* Task statement *
Without the pictures, give the entries below again exactly as written.

* Data for this exercise *

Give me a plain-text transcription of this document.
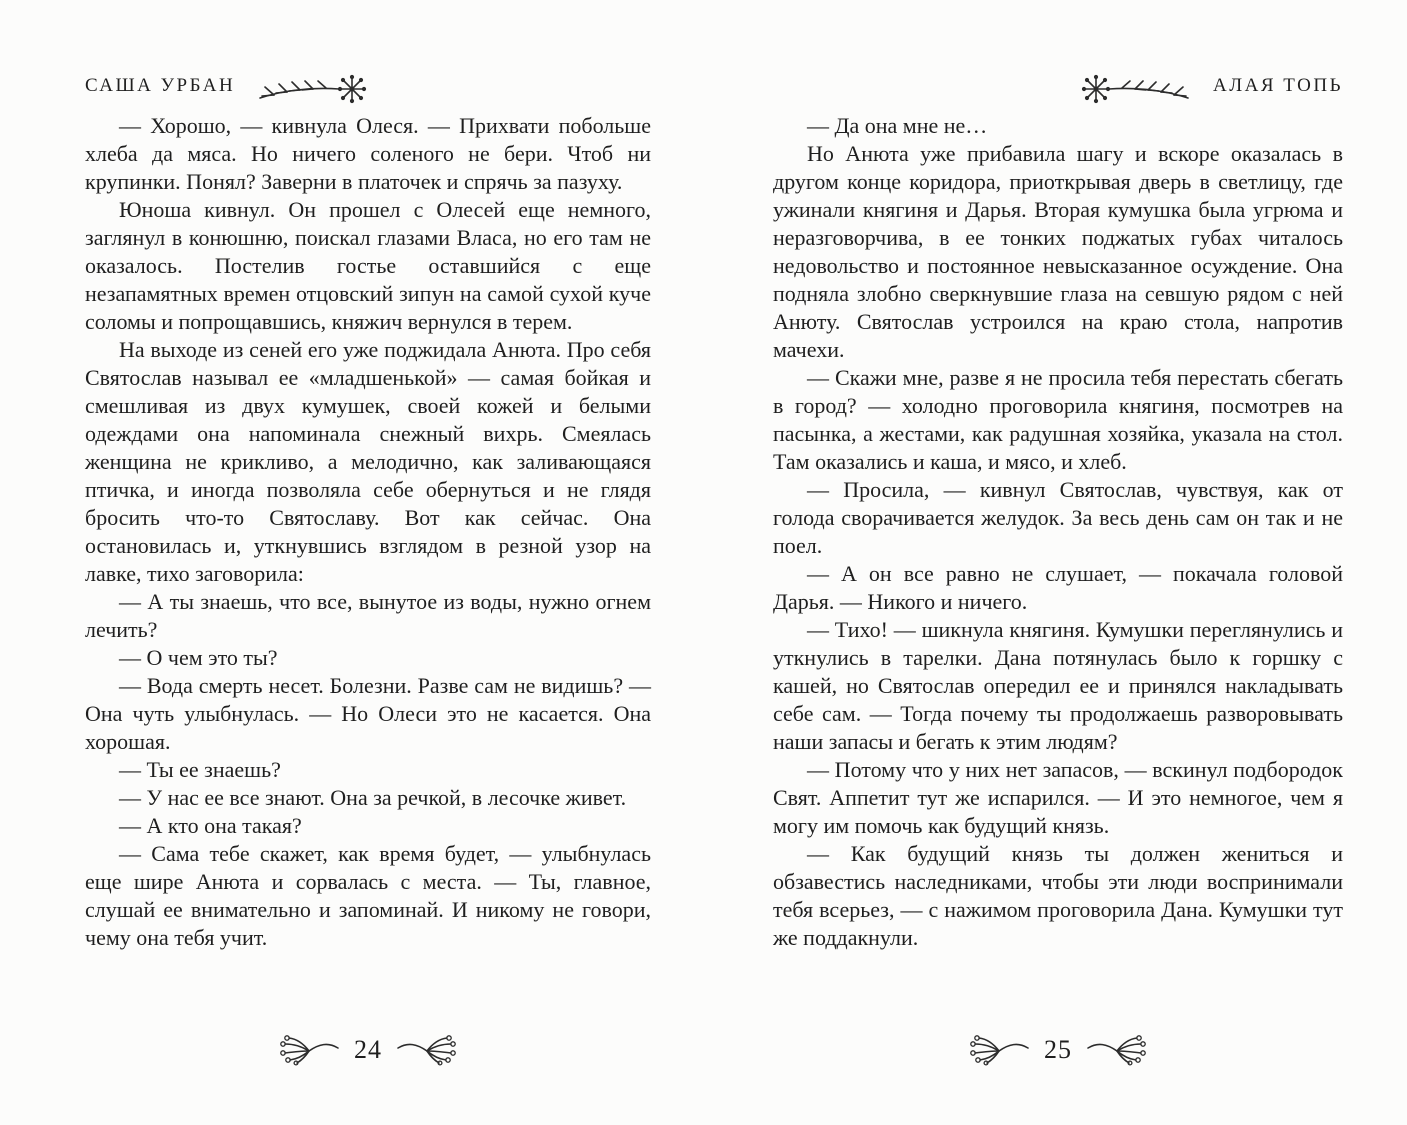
САША УРБАН

— Хорошо, — кивнула Олеся. — Прихвати побольше хлеба да мяса. Но ничего соленого не бери. Чтоб ни крупинки. Понял? Заверни в платочек и спрячь за пазуху.

Юноша кивнул. Он прошел с Олесей еще немного, заглянул в конюшню, поискал глазами Власа, но его там не оказалось. Постелив гостье оставшийся с еще незапамятных времен отцовский зипун на самой сухой куче соломы и попрощавшись, княжич вернулся в терем.

На выходе из сеней его уже поджидала Анюта. Про себя Святослав называл ее «младшенькой» — самая бойкая и смешливая из двух кумушек, своей кожей и белыми одеждами она напоминала снежный вихрь. Смеялась женщина не крикливо, а мелодично, как заливающаяся птичка, и иногда позволяла себе обернуться и не глядя бросить что-то Святославу. Вот как сейчас. Она остановилась и, уткнувшись взглядом в резной узор на лавке, тихо заговорила:

— А ты знаешь, что все, вынутое из воды, нужно огнем лечить?

— О чем это ты?

— Вода смерть несет. Болезни. Разве сам не видишь? — Она чуть улыбнулась. — Но Олеси это не касается. Она хорошая.

— Ты ее знаешь?

— У нас ее все знают. Она за речкой, в лесочке живет.

— А кто она такая?

— Сама тебе скажет, как время будет, — улыбнулась еще шире Анюта и сорвалась с места. — Ты, главное, слушай ее внимательно и запоминай. И никому не говори, чему она тебя учит.

24
АЛАЯ ТОПЬ

— Да она мне не…

Но Анюта уже прибавила шагу и вскоре оказалась в другом конце коридора, приоткрывая дверь в светлицу, где ужинали княгиня и Дарья. Вторая кумушка была угрюма и неразговорчива, в ее тонких поджатых губах читалось недовольство и постоянное невысказанное осуждение. Она подняла злобно сверкнувшие глаза на севшую рядом с ней Анюту. Святослав устроился на краю стола, напротив мачехи.

— Скажи мне, разве я не просила тебя перестать сбегать в город? — холодно проговорила княгиня, посмотрев на пасынка, а жестами, как радушная хозяйка, указала на стол. Там оказались и каша, и мясо, и хлеб.

— Просила, — кивнул Святослав, чувствуя, как от голода сворачивается желудок. За весь день сам он так и не поел.

— А он все равно не слушает, — покачала головой Дарья. — Никого и ничего.

— Тихо! — шикнула княгиня. Кумушки переглянулись и уткнулись в тарелки. Дана потянулась было к горшку с кашей, но Святослав опередил ее и принялся накладывать себе сам. — Тогда почему ты продолжаешь разворовывать наши запасы и бегать к этим людям?

— Потому что у них нет запасов, — вскинул подбородок Свят. Аппетит тут же испарился. — И это немногое, чем я могу им помочь как будущий князь.

— Как будущий князь ты должен жениться и обзавестись наследниками, чтобы эти люди воспринимали тебя всерьез, — с нажимом проговорила Дана. Кумушки тут же поддакнули.

25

* Correct answer *
Give me a plain-text transcription of this document.
САША УРБАН

— Хорошо, — кивнула Олеся. — Прихвати побольше хлеба да мяса. Но ничего соленого не бери. Чтоб ни крупинки. Понял? Заверни в платочек и спрячь за пазуху.

Юноша кивнул. Он прошел с Олесей еще немного, заглянул в конюшню, поискал глазами Власа, но его там не оказалось. Постелив гостье оставшийся с еще незапамятных времен отцовский зипун на самой сухой куче соломы и попрощавшись, княжич вернулся в терем.

На выходе из сеней его уже поджидала Анюта. Про себя Святослав называл ее «младшенькой» — самая бойкая и смешливая из двух кумушек, своей кожей и белыми одеждами она напоминала снежный вихрь. Смеялась женщина не крикливо, а мелодично, как заливающаяся птичка, и иногда позволяла себе обернуться и не глядя бросить что-то Святославу. Вот как сейчас. Она остановилась и, уткнувшись взглядом в резной узор на лавке, тихо заговорила:

— А ты знаешь, что все, вынутое из воды, нужно огнем лечить?

— О чем это ты?

— Вода смерть несет. Болезни. Разве сам не видишь? — Она чуть улыбнулась. — Но Олеси это не касается. Она хорошая.

— Ты ее знаешь?

— У нас ее все знают. Она за речкой, в лесочке живет.

— А кто она такая?

— Сама тебе скажет, как время будет, — улыбнулась еще шире Анюта и сорвалась с места. — Ты, главное, слушай ее внимательно и запоминай. И никому не говори, чему она тебя учит.

24
АЛАЯ ТОПЬ

— Да она мне не…

Но Анюта уже прибавила шагу и вскоре оказалась в другом конце коридора, приоткрывая дверь в светлицу, где ужинали княгиня и Дарья. Вторая кумушка была угрюма и неразговорчива, в ее тонких поджатых губах читалось недовольство и постоянное невысказанное осуждение. Она подняла злобно сверкнувшие глаза на севшую рядом с ней Анюту. Святослав устроился на краю стола, напротив мачехи.

— Скажи мне, разве я не просила тебя перестать сбегать в город? — холодно проговорила княгиня, посмотрев на пасынка, а жестами, как радушная хозяйка, указала на стол. Там оказались и каша, и мясо, и хлеб.

— Просила, — кивнул Святослав, чувствуя, как от голода сворачивается желудок. За весь день сам он так и не поел.

— А он все равно не слушает, — покачала головой Дарья. — Никого и ничего.

— Тихо! — шикнула княгиня. Кумушки переглянулись и уткнулись в тарелки. Дана потянулась было к горшку с кашей, но Святослав опередил ее и принялся накладывать себе сам. — Тогда почему ты продолжаешь разворовывать наши запасы и бегать к этим людям?

— Потому что у них нет запасов, — вскинул подбородок Свят. Аппетит тут же испарился. — И это немногое, чем я могу им помочь как будущий князь.

— Как будущий князь ты должен жениться и обзавестись наследниками, чтобы эти люди воспринимали тебя всерьез, — с нажимом проговорила Дана. Кумушки тут же поддакнули.

25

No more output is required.